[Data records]

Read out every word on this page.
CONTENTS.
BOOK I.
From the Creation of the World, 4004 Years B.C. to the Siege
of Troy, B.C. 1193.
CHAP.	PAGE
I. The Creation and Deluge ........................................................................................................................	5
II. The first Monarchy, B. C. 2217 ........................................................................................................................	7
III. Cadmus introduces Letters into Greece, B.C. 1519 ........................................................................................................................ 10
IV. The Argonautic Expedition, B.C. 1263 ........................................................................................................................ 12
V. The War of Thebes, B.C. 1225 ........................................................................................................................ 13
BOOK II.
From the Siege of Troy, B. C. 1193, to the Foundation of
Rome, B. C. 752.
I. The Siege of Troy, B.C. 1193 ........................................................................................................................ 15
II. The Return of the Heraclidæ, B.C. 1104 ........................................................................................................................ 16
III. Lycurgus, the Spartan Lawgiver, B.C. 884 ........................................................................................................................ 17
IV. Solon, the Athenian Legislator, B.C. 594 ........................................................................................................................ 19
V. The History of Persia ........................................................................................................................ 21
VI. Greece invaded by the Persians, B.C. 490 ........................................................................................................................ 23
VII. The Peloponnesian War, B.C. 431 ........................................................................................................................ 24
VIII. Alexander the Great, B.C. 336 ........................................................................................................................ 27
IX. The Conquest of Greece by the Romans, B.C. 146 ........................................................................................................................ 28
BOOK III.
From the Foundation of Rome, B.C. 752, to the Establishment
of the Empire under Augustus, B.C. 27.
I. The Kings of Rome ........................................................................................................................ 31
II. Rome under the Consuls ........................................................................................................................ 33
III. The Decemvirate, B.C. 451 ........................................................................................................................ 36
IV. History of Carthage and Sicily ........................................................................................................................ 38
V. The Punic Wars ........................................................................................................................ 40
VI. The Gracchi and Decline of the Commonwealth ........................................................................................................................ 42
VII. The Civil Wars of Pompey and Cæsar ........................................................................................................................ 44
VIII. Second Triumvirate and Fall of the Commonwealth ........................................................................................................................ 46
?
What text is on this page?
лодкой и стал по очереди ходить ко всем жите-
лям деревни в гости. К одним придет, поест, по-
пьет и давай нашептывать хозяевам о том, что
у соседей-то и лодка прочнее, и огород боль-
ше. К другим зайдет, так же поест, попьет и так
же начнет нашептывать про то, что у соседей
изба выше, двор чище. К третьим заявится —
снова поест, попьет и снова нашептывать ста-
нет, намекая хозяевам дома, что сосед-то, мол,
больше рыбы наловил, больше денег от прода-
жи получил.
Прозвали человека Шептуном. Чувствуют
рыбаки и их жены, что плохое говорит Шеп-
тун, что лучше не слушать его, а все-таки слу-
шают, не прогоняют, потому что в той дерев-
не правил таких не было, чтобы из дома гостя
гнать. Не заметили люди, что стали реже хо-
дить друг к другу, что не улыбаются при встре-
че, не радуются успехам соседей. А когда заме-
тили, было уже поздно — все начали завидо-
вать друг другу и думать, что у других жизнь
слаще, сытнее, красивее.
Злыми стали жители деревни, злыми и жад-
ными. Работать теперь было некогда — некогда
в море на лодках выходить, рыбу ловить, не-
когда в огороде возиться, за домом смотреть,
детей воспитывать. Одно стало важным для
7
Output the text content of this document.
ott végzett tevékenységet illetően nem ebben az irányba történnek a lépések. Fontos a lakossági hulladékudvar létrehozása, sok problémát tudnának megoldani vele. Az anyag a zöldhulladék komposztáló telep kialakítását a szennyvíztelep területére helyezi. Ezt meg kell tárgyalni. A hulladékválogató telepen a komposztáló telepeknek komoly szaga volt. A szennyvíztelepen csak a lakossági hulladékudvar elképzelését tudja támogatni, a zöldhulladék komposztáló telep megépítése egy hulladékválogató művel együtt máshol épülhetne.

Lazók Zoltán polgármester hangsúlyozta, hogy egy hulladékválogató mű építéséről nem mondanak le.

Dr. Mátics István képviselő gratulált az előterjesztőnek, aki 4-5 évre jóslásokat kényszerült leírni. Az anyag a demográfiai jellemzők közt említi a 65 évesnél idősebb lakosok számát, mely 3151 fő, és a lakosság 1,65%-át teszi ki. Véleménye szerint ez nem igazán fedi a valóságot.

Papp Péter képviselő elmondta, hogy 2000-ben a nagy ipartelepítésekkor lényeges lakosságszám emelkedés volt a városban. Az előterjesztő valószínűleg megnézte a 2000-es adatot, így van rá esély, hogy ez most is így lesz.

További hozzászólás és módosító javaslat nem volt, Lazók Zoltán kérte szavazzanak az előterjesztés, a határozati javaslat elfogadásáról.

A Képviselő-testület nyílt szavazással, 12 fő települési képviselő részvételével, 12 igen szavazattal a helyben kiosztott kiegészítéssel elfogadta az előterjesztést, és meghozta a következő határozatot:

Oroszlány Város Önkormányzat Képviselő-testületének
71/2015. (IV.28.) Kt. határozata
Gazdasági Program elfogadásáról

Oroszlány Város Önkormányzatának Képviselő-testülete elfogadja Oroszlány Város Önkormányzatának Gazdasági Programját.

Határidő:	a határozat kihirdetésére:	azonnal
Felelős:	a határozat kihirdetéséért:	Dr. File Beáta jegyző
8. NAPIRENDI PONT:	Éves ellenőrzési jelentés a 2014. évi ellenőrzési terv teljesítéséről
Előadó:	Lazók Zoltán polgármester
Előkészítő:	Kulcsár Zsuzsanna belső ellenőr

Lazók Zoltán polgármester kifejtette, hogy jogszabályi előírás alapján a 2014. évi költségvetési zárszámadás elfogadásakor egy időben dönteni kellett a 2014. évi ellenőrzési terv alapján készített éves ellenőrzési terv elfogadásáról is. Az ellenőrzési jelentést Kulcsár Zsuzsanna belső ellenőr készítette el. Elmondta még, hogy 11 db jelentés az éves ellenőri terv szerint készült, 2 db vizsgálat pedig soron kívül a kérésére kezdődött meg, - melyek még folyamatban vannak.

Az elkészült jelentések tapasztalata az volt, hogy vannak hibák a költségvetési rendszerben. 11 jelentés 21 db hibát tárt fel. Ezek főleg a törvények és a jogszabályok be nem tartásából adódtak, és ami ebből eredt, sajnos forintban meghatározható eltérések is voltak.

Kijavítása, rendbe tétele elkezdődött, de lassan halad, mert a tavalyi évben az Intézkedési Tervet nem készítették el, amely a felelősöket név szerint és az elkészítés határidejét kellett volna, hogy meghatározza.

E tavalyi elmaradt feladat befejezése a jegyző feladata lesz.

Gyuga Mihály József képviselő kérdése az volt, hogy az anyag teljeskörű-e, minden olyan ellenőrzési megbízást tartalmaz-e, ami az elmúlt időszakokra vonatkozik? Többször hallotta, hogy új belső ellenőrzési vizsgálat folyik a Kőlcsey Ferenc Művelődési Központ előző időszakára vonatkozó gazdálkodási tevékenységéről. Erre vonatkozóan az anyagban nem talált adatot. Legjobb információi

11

__WHAT IS ASKED__: Repeat all of the records above exactly as written.

__PROBLEM SOLUTION__:
Read out every word on this page.
CONTENTS.
BOOK I.
From the Creation of the World, 4004 Years B.C. to the Siege
of Troy, B.C. 1193.
CHAP.	PAGE
I. The Creation and Deluge ........................................................................................................................	5
II. The first Monarchy, B. C. 2217 ........................................................................................................................	7
III. Cadmus introduces Letters into Greece, B.C. 1519 ........................................................................................................................ 10
IV. The Argonautic Expedition, B.C. 1263 ........................................................................................................................ 12
V. The War of Thebes, B.C. 1225 ........................................................................................................................ 13
BOOK II.
From the Siege of Troy, B. C. 1193, to the Foundation of
Rome, B. C. 752.
I. The Siege of Troy, B.C. 1193 ........................................................................................................................ 15
II. The Return of the Heraclidæ, B.C. 1104 ........................................................................................................................ 16
III. Lycurgus, the Spartan Lawgiver, B.C. 884 ........................................................................................................................ 17
IV. Solon, the Athenian Legislator, B.C. 594 ........................................................................................................................ 19
V. The History of Persia ........................................................................................................................ 21
VI. Greece invaded by the Persians, B.C. 490 ........................................................................................................................ 23
VII. The Peloponnesian War, B.C. 431 ........................................................................................................................ 24
VIII. Alexander the Great, B.C. 336 ........................................................................................................................ 27
IX. The Conquest of Greece by the Romans, B.C. 146 ........................................................................................................................ 28
BOOK III.
From the Foundation of Rome, B.C. 752, to the Establishment
of the Empire under Augustus, B.C. 27.
I. The Kings of Rome ........................................................................................................................ 31
II. Rome under the Consuls ........................................................................................................................ 33
III. The Decemvirate, B.C. 451 ........................................................................................................................ 36
IV. History of Carthage and Sicily ........................................................................................................................ 38
V. The Punic Wars ........................................................................................................................ 40
VI. The Gracchi and Decline of the Commonwealth ........................................................................................................................ 42
VII. The Civil Wars of Pompey and Cæsar ........................................................................................................................ 44
VIII. Second Triumvirate and Fall of the Commonwealth ........................................................................................................................ 46
?
What text is on this page?
лодкой и стал по очереди ходить ко всем жите-
лям деревни в гости. К одним придет, поест, по-
пьет и давай нашептывать хозяевам о том, что
у соседей-то и лодка прочнее, и огород боль-
ше. К другим зайдет, так же поест, попьет и так
же начнет нашептывать про то, что у соседей
изба выше, двор чище. К третьим заявится —
снова поест, попьет и снова нашептывать ста-
нет, намекая хозяевам дома, что сосед-то, мол,
больше рыбы наловил, больше денег от прода-
жи получил.
Прозвали человека Шептуном. Чувствуют
рыбаки и их жены, что плохое говорит Шеп-
тун, что лучше не слушать его, а все-таки слу-
шают, не прогоняют, потому что в той дерев-
не правил таких не было, чтобы из дома гостя
гнать. Не заметили люди, что стали реже хо-
дить друг к другу, что не улыбаются при встре-
че, не радуются успехам соседей. А когда заме-
тили, было уже поздно — все начали завидо-
вать друг другу и думать, что у других жизнь
слаще, сытнее, красивее.
Злыми стали жители деревни, злыми и жад-
ными. Работать теперь было некогда — некогда
в море на лодках выходить, рыбу ловить, не-
когда в огороде возиться, за домом смотреть,
детей воспитывать. Одно стало важным для
7
Output the text content of this document.
ott végzett tevékenységet illetően nem ebben az irányba történnek a lépések. Fontos a lakossági hulladékudvar létrehozása, sok problémát tudnának megoldani vele. Az anyag a zöldhulladék komposztáló telep kialakítását a szennyvíztelep területére helyezi. Ezt meg kell tárgyalni. A hulladékválogató telepen a komposztáló telepeknek komoly szaga volt. A szennyvíztelepen csak a lakossági hulladékudvar elképzelését tudja támogatni, a zöldhulladék komposztáló telep megépítése egy hulladékválogató művel együtt máshol épülhetne.

Lazók Zoltán polgármester hangsúlyozta, hogy egy hulladékválogató mű építéséről nem mondanak le.

Dr. Mátics István képviselő gratulált az előterjesztőnek, aki 4-5 évre jóslásokat kényszerült leírni. Az anyag a demográfiai jellemzők közt említi a 65 évesnél idősebb lakosok számát, mely 3151 fő, és a lakosság 1,65%-át teszi ki. Véleménye szerint ez nem igazán fedi a valóságot.

Papp Péter képviselő elmondta, hogy 2000-ben a nagy ipartelepítésekkor lényeges lakosságszám emelkedés volt a városban. Az előterjesztő valószínűleg megnézte a 2000-es adatot, így van rá esély, hogy ez most is így lesz.

További hozzászólás és módosító javaslat nem volt, Lazók Zoltán kérte szavazzanak az előterjesztés, a határozati javaslat elfogadásáról.

A Képviselő-testület nyílt szavazással, 12 fő települési képviselő részvételével, 12 igen szavazattal a helyben kiosztott kiegészítéssel elfogadta az előterjesztést, és meghozta a következő határozatot:

Oroszlány Város Önkormányzat Képviselő-testületének
71/2015. (IV.28.) Kt. határozata
Gazdasági Program elfogadásáról

Oroszlány Város Önkormányzatának Képviselő-testülete elfogadja Oroszlány Város Önkormányzatának Gazdasági Programját.

Határidő:	a határozat kihirdetésére:	azonnal
Felelős:	a határozat kihirdetéséért:	Dr. File Beáta jegyző
8. NAPIRENDI PONT:	Éves ellenőrzési jelentés a 2014. évi ellenőrzési terv teljesítéséről
Előadó:	Lazók Zoltán polgármester
Előkészítő:	Kulcsár Zsuzsanna belső ellenőr

Lazók Zoltán polgármester kifejtette, hogy jogszabályi előírás alapján a 2014. évi költségvetési zárszámadás elfogadásakor egy időben dönteni kellett a 2014. évi ellenőrzési terv alapján készített éves ellenőrzési terv elfogadásáról is. Az ellenőrzési jelentést Kulcsár Zsuzsanna belső ellenőr készítette el. Elmondta még, hogy 11 db jelentés az éves ellenőri terv szerint készült, 2 db vizsgálat pedig soron kívül a kérésére kezdődött meg, - melyek még folyamatban vannak.

Az elkészült jelentések tapasztalata az volt, hogy vannak hibák a költségvetési rendszerben. 11 jelentés 21 db hibát tárt fel. Ezek főleg a törvények és a jogszabályok be nem tartásából adódtak, és ami ebből eredt, sajnos forintban meghatározható eltérések is voltak.

Kijavítása, rendbe tétele elkezdődött, de lassan halad, mert a tavalyi évben az Intézkedési Tervet nem készítették el, amely a felelősöket név szerint és az elkészítés határidejét kellett volna, hogy meghatározza.

E tavalyi elmaradt feladat befejezése a jegyző feladata lesz.

Gyuga Mihály József képviselő kérdése az volt, hogy az anyag teljeskörű-e, minden olyan ellenőrzési megbízást tartalmaz-e, ami az elmúlt időszakokra vonatkozik? Többször hallotta, hogy új belső ellenőrzési vizsgálat folyik a Kőlcsey Ferenc Művelődési Központ előző időszakára vonatkozó gazdálkodási tevékenységéről. Erre vonatkozóan az anyagban nem talált adatot. Legjobb információi

11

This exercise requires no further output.